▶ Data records

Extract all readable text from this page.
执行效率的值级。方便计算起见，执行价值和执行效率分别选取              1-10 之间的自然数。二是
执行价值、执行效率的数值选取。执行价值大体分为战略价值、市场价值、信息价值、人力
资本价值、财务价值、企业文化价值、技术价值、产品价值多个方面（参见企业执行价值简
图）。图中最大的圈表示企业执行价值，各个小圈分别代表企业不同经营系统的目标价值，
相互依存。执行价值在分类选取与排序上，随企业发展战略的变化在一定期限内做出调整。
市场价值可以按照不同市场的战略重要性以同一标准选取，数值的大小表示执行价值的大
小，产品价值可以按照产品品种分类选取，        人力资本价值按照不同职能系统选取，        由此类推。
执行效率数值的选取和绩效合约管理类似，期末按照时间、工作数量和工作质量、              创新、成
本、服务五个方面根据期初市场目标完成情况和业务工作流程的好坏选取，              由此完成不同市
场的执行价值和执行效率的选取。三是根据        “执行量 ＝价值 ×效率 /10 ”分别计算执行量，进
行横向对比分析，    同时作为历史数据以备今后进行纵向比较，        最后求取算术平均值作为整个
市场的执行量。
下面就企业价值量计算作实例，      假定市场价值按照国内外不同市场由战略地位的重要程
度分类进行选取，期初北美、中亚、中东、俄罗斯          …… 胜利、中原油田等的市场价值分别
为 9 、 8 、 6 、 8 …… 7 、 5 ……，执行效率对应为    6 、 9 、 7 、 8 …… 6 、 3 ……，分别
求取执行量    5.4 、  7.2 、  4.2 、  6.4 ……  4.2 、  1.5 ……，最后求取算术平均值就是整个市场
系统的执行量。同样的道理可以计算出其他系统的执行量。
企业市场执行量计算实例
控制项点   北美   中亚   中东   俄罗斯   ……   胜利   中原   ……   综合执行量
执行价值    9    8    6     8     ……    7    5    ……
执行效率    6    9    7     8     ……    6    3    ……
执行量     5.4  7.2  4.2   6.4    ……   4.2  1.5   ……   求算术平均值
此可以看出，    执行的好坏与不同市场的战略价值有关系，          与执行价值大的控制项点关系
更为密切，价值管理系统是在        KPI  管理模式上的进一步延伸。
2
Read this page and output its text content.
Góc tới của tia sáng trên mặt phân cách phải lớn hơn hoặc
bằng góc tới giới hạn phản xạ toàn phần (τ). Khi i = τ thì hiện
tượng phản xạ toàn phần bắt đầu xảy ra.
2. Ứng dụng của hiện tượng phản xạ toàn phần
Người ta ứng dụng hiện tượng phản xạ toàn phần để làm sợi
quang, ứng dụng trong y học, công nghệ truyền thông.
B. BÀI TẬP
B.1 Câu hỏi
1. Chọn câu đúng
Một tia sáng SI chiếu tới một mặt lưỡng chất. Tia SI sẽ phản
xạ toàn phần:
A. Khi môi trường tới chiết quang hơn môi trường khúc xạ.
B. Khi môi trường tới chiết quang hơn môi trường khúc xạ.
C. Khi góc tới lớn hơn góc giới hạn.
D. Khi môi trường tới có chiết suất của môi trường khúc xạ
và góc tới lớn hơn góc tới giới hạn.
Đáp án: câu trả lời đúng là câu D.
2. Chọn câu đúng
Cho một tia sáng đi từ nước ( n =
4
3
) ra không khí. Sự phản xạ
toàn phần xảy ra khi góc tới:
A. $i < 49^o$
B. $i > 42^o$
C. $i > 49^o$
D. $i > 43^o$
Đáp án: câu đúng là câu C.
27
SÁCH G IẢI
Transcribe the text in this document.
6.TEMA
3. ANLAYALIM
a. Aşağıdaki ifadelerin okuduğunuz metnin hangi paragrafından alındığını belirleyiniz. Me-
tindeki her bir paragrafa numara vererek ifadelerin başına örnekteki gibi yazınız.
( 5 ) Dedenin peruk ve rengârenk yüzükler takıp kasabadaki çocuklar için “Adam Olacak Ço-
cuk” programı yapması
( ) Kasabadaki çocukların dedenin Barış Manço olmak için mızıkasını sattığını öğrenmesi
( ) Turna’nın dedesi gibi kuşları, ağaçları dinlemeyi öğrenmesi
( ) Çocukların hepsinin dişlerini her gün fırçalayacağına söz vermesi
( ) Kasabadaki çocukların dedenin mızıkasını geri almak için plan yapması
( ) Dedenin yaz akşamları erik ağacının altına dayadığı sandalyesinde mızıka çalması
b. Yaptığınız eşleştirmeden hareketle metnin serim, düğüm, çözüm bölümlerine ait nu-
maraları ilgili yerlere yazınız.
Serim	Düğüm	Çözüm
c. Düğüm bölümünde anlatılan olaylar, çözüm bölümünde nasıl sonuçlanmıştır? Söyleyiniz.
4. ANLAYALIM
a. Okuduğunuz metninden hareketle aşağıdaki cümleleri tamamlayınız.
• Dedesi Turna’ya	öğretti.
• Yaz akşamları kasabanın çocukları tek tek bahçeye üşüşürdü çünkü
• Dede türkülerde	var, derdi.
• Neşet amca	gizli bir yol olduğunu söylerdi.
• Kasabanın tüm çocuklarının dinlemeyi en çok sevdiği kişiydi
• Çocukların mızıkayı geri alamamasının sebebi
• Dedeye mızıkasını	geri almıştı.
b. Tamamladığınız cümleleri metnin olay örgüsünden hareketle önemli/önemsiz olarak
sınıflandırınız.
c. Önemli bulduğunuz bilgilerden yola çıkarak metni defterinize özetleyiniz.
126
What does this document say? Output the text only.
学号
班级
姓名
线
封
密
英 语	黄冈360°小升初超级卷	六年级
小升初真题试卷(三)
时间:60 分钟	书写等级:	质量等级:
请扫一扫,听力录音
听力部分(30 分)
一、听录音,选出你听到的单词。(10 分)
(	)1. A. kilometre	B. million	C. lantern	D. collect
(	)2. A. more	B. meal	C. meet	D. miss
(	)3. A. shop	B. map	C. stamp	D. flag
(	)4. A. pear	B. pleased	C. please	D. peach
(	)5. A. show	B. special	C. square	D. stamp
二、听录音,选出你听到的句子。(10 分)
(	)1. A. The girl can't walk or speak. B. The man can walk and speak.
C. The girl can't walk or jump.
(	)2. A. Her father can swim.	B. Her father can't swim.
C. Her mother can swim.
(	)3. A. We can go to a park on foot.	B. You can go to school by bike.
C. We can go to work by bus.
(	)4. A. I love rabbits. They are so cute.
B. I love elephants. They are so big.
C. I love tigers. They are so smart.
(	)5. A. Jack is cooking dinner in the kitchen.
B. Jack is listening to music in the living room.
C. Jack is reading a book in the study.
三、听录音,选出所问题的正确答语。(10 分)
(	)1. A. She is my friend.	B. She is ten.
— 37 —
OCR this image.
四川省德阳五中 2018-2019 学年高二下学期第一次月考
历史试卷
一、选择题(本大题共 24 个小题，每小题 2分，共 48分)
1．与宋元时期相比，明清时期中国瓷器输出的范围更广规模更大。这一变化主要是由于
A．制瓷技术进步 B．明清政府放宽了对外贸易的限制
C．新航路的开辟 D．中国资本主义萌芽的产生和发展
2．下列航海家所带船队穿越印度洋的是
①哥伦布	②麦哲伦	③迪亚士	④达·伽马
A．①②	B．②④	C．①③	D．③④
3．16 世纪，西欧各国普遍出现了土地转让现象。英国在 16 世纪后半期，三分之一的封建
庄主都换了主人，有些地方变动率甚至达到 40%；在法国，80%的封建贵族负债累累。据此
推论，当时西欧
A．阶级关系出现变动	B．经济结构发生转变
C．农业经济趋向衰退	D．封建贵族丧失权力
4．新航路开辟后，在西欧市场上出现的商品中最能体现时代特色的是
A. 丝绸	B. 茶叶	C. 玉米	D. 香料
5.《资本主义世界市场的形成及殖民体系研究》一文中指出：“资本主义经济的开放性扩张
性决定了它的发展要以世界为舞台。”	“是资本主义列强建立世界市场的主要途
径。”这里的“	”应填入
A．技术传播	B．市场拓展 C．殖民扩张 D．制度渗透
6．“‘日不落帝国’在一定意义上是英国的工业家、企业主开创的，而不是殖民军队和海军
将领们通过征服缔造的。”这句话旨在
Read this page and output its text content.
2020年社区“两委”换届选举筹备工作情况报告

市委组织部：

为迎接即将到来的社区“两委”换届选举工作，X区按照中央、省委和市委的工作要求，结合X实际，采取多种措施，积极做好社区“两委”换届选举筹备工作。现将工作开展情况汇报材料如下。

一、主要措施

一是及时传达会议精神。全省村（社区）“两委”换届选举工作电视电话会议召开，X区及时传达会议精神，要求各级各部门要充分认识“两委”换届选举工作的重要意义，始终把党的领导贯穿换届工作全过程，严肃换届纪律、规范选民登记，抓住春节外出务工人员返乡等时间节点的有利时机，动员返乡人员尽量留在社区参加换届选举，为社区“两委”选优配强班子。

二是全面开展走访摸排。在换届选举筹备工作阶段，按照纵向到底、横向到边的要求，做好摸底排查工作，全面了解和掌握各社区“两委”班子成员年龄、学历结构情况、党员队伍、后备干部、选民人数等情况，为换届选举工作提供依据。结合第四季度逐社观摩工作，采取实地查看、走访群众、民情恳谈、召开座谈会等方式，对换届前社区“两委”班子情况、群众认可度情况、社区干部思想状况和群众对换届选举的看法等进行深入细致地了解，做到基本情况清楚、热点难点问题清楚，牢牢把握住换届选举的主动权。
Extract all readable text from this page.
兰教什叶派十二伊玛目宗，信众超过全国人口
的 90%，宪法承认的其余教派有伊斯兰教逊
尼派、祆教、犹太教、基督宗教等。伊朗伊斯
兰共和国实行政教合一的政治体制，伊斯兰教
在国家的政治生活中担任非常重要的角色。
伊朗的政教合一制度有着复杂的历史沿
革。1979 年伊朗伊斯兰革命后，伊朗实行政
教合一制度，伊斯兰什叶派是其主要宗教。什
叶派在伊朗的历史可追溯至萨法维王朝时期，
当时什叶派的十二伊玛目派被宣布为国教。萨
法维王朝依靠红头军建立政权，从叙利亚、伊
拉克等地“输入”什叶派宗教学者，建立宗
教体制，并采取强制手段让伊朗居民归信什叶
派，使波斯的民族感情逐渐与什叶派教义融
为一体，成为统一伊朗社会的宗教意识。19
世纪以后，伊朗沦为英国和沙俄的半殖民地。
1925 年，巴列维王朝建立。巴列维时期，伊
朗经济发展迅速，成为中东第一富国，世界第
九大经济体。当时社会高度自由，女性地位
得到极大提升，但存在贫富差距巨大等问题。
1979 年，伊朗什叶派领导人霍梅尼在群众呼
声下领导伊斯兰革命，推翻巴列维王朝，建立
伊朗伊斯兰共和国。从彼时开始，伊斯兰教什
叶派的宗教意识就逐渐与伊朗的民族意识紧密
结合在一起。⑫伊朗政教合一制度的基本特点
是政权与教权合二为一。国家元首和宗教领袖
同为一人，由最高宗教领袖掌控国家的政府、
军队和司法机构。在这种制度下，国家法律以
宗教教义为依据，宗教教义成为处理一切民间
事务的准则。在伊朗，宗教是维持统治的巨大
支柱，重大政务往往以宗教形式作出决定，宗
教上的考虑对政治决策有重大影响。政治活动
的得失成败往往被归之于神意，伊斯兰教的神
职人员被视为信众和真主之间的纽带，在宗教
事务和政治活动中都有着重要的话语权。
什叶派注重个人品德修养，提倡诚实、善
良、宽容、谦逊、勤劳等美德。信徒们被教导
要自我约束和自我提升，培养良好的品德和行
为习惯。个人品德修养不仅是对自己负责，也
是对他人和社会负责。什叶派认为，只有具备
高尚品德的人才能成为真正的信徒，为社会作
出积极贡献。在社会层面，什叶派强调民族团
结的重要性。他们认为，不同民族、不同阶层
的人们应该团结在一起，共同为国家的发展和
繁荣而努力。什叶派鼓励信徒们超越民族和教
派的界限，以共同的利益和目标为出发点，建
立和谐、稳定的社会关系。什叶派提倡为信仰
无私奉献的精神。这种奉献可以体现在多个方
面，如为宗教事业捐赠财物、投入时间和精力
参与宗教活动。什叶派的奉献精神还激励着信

▶ Task goal
Scan the entries above. Copy each line that has the string "this".

▶ Problem solution
Extract all readable text from this page.
Read this page and output its text content.
Transcribe the text in this document.
What does this document say? Output the text only.
OCR this image.
Read this page and output its text content.
Extract all readable text from this page.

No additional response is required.